### GIVEN PASSAGE

↓↓↓

# ACF Apprenticeship or Culinary School



## tyler howell (Apr 14, 2016)

I really just want to be a good chef. I want to learn everything about it all, and I want to be good at it. If I don't really need to go into debt to be a chef then honestly it seems that an apprenticeship (3 years) would be a great thing. Can anyone weigh in on this?


----------



## airforcechef (Feb 23, 2017)

[thread="75783"]Did Or Did You Not Go To Culinary School Was It Worth It [/thread]
I know this is an old post, but if you're still around, the previous is really good thread discussing that very same question.


----------



## nicko (Oct 5, 2001)

@Tyler Howell Few things.

Do not go into to debt to become a chef. It is a skill that you can learn by working for a great chef who is willing to mentor you. Classes on costing and things like that you can take a local community college. You can also ask your chef to teach you these things. Most chefs love to share knowledge.
Read, read, read. Most of the top chefs I worked for did not go to culinary school they just worked for years for great chefs.
Remember there is a world of difference between "I love to cook" and "I love to cook professionally". The professional cook is often at work, misses out on family events, misses out on weekends and nights. It is a tough gig that requires serious dedication.
My advice go for the apprenticeship.


----------

↑↑↑

### TASKS
- A) Decide whether each statement below agrees with the forum thread above, answering yes or no and quoting the words of the thread that decide it.
(i) tyler howell describes an apprenticeship as lasting three years.
(ii) nicko says most of the top chefs nicko worked for went to culinary school.
(iii) airforcechef links to another thread on the same question.
- B) Answer these questions from the forum thread above.
(i) What does airforcechef call tyler howell's post?
(ii) Where does nicko say classes on costing can be taken?
(iii) According to nicko, what does the professional cook often miss out on?

### INFORMATION PROVIDED
↓↓↓

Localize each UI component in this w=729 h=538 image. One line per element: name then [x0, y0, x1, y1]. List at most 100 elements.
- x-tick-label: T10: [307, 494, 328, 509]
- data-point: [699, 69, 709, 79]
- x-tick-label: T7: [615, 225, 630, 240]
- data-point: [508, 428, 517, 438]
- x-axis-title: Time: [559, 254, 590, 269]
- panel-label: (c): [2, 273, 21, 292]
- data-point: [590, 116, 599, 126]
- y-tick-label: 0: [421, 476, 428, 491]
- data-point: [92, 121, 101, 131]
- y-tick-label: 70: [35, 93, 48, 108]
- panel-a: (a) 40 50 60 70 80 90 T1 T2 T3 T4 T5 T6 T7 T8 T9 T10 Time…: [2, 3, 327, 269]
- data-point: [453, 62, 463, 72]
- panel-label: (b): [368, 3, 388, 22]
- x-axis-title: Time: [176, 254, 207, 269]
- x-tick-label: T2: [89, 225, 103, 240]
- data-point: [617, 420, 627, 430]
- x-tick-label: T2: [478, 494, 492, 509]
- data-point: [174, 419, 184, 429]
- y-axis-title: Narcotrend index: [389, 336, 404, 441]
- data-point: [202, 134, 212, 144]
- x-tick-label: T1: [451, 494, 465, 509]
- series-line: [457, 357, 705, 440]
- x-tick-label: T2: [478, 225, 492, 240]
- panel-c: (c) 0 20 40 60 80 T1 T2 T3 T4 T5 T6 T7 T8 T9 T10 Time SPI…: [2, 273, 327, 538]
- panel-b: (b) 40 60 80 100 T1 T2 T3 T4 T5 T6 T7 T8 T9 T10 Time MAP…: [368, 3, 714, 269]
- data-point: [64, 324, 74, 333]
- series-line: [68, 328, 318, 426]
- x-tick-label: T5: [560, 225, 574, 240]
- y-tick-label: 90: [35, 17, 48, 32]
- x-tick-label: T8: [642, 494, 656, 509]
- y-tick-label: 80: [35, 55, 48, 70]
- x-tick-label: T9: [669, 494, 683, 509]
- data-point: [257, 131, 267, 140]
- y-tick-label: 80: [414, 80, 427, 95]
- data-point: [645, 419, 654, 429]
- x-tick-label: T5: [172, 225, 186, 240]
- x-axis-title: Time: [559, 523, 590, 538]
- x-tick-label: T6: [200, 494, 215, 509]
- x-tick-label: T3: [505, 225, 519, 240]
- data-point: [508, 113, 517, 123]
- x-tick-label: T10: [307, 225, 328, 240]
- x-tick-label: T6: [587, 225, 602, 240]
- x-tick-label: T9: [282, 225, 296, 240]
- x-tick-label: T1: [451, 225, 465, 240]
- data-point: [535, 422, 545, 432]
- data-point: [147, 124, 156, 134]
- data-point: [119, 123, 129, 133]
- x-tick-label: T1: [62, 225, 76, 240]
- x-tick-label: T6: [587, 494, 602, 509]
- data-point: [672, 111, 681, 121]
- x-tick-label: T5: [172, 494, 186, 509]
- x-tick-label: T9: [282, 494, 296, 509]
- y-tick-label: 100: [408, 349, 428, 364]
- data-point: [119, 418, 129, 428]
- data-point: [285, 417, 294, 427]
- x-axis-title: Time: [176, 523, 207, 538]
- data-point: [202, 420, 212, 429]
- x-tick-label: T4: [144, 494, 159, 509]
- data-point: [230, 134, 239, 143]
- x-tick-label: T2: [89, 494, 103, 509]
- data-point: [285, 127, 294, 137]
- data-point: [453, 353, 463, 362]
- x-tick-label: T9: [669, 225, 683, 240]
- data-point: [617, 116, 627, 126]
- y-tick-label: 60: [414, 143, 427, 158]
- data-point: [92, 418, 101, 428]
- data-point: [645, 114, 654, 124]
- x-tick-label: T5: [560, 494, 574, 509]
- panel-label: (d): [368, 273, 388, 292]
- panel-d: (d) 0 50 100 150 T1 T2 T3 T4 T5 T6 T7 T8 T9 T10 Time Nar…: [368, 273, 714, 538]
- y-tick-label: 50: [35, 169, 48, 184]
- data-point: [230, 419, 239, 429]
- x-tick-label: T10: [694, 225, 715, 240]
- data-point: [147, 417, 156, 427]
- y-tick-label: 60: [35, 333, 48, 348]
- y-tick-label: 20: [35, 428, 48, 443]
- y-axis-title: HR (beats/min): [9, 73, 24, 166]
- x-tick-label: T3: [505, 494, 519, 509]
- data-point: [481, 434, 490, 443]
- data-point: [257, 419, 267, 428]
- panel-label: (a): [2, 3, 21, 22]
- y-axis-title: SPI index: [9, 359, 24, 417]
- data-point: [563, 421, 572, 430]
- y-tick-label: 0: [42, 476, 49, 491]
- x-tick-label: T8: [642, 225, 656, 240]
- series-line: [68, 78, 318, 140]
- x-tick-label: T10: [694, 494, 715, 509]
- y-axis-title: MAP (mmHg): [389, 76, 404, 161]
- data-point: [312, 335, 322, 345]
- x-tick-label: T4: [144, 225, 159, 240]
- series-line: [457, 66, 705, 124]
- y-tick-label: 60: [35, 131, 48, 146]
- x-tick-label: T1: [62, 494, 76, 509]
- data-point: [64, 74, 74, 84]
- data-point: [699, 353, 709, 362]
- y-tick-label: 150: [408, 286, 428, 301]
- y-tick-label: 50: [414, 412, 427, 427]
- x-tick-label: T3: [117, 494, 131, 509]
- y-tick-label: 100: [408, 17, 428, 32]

↑↑↑
↓↓↓

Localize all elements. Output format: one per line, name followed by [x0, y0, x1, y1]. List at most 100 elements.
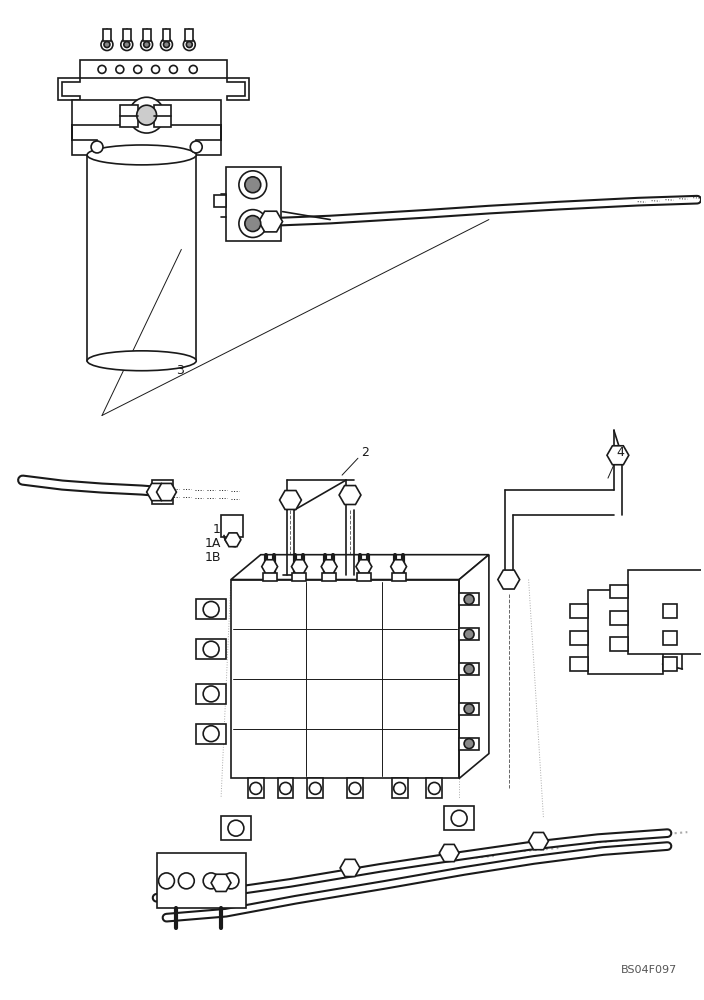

↑↑↑

### RESULTS FOR THE EXERCISE
- A)
(i) Yes: "an apprenticeship (3 years)"
(ii) No: "Most of the top chefs I worked for did not go to culinary school"
(iii) Yes: "the previous is really good thread discussing that very same question."

- B)
(i) An old post.
(ii) At a local community college.
(iii) Family events, weekends, and nights.